**What the exercise asks**
Which lines in the material below contain the word "dimensioni"? Copy each of them.

Records from a data source
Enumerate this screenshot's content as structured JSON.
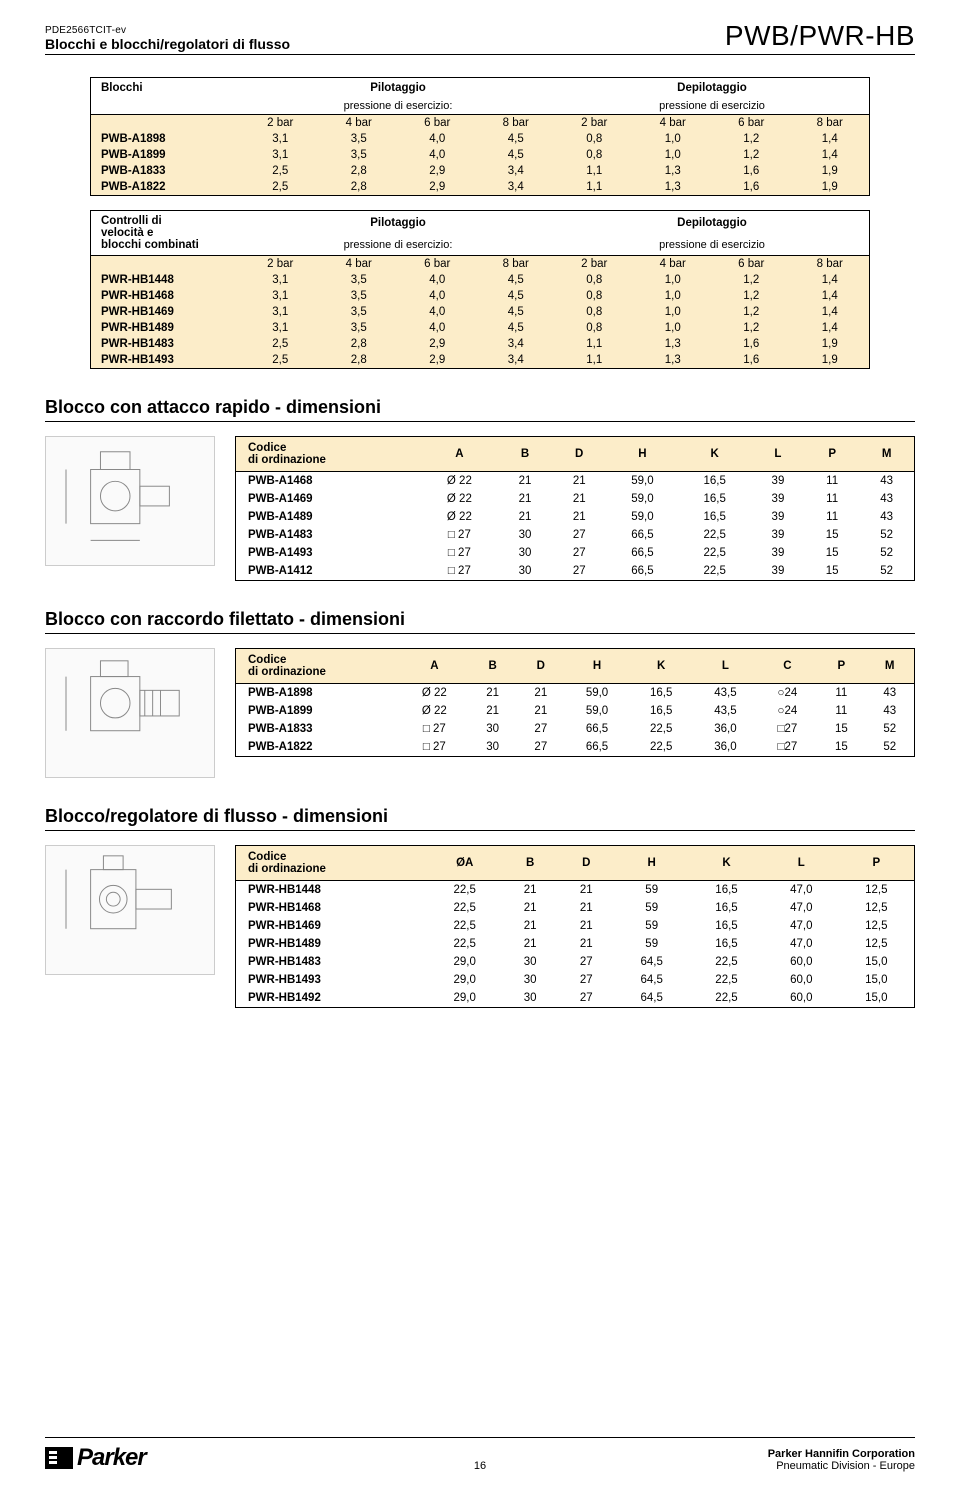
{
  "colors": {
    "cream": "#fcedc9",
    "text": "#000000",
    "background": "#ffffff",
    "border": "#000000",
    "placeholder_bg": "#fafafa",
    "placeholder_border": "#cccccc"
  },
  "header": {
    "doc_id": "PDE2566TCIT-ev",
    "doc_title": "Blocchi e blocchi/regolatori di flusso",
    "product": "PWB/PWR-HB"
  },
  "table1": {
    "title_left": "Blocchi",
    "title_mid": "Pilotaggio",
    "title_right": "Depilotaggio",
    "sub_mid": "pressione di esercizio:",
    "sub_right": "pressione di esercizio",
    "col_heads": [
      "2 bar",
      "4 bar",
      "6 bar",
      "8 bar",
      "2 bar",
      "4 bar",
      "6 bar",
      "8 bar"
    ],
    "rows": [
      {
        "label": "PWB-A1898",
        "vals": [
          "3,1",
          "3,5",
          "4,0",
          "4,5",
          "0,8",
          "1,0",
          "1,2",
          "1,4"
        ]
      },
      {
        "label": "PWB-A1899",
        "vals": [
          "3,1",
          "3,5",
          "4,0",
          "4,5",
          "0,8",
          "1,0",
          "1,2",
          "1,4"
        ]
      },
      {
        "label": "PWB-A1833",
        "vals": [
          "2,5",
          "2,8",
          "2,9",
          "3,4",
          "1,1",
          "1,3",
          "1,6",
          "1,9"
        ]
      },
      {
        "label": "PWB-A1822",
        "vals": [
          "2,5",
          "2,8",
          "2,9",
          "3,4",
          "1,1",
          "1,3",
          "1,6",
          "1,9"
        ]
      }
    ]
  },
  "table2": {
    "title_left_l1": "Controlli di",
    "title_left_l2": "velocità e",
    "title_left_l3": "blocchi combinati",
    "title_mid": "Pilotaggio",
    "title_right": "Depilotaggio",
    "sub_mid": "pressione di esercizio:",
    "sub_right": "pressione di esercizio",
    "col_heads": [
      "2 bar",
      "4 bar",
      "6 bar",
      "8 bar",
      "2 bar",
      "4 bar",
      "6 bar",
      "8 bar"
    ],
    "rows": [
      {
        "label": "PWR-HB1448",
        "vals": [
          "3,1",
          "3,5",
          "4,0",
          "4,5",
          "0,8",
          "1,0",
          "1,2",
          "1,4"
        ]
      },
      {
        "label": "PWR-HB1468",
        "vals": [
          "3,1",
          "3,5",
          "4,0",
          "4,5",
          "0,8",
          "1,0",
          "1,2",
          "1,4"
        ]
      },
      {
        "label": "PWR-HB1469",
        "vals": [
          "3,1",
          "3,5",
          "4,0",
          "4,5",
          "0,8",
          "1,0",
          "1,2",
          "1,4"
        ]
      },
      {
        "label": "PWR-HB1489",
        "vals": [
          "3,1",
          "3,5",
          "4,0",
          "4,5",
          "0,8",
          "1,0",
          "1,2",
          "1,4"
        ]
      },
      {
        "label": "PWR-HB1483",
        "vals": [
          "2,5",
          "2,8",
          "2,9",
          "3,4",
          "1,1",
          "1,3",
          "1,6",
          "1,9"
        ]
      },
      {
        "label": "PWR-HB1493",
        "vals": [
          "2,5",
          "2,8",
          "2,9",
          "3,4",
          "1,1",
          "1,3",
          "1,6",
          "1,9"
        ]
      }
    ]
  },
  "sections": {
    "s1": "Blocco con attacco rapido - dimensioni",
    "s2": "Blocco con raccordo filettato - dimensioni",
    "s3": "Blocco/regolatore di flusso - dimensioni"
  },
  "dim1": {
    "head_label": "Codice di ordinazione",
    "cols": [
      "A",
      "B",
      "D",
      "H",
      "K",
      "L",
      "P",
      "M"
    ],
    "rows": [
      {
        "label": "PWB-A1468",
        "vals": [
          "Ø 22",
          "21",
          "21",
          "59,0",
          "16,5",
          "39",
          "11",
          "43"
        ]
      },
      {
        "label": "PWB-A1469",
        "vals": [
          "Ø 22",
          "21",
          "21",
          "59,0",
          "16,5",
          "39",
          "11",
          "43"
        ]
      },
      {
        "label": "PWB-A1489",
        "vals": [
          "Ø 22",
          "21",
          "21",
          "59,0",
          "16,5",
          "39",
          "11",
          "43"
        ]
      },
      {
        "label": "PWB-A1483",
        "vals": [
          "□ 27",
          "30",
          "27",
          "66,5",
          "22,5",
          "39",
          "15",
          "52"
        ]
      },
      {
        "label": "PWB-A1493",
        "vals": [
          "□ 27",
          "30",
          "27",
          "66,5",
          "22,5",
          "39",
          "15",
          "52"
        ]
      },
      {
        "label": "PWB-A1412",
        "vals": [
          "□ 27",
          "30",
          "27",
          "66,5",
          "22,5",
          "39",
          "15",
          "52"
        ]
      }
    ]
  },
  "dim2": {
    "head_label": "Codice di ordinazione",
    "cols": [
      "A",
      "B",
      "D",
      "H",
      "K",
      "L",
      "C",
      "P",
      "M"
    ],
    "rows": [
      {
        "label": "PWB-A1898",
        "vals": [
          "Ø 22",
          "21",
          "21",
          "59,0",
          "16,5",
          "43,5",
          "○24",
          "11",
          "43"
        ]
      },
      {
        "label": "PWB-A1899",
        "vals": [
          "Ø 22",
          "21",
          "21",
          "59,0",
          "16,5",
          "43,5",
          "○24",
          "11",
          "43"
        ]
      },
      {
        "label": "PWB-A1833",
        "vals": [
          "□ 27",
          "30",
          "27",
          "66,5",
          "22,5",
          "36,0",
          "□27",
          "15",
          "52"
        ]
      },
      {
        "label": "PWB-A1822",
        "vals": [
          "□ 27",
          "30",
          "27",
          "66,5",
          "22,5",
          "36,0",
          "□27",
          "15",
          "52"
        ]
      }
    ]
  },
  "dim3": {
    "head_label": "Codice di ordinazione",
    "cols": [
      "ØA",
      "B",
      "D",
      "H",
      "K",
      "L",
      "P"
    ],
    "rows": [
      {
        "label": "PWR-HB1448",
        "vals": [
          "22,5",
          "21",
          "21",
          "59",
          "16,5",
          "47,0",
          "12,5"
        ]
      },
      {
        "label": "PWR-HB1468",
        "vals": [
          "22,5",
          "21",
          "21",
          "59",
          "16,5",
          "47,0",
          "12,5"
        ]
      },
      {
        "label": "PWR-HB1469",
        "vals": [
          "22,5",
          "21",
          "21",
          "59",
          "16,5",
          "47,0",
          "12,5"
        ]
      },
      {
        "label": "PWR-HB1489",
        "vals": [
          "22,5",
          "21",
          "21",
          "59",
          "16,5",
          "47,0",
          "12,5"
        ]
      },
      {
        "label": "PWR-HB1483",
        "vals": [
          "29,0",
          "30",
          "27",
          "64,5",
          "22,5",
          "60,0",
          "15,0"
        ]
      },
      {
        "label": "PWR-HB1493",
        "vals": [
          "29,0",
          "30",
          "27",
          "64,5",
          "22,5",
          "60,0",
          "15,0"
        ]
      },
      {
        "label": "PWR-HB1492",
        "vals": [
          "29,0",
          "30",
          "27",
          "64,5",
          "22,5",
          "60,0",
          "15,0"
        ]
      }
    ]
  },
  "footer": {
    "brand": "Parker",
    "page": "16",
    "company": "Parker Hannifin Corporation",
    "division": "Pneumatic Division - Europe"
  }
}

---

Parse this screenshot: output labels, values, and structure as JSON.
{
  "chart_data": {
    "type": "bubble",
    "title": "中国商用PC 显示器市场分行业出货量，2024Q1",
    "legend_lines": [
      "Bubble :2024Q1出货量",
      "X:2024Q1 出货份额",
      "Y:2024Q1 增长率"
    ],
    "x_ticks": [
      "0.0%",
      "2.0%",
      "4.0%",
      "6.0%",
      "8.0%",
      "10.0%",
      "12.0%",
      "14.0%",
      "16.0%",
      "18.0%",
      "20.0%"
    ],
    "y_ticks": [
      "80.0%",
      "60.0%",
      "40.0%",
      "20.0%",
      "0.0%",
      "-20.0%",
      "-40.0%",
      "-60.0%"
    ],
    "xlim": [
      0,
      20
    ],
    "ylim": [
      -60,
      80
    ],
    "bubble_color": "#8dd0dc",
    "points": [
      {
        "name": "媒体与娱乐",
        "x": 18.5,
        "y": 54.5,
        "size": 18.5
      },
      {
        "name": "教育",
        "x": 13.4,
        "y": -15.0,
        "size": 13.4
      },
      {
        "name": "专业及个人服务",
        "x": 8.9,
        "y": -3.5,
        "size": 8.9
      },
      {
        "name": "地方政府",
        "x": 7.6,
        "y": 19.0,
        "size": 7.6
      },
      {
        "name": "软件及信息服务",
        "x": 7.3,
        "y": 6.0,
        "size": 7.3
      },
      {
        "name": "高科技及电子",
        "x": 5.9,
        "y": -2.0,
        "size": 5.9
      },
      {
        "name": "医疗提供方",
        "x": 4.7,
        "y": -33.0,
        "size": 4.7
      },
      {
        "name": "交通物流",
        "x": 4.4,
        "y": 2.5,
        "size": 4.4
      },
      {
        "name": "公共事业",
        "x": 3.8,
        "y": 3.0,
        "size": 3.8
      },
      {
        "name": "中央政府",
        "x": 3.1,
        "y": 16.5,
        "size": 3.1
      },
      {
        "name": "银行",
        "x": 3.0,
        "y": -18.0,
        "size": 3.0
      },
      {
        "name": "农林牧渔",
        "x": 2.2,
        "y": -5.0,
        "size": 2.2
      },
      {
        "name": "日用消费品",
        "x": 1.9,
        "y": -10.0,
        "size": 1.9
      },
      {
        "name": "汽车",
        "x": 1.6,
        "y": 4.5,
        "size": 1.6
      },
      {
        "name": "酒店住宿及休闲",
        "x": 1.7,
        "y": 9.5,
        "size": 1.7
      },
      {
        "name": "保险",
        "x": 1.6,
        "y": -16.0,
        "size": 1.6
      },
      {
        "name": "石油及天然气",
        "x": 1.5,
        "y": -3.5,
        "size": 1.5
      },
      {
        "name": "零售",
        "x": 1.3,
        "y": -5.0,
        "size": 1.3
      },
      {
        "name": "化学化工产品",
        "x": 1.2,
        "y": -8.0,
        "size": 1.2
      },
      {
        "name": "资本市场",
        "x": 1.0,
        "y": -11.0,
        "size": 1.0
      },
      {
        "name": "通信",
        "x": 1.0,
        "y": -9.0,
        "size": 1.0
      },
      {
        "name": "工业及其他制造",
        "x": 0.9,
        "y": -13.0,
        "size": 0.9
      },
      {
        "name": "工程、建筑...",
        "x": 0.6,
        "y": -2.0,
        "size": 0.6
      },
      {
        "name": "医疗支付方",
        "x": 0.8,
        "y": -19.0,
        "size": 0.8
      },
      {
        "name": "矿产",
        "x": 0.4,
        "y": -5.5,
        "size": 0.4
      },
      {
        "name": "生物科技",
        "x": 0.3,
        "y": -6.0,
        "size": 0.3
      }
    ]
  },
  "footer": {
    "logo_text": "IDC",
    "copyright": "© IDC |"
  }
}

**Solution**
    "s1": "Blocco con attacco rapido - dimensioni",
    "s2": "Blocco con raccordo filettato - dimensioni",
    "s3": "Blocco/regolatore di flusso - dimensioni"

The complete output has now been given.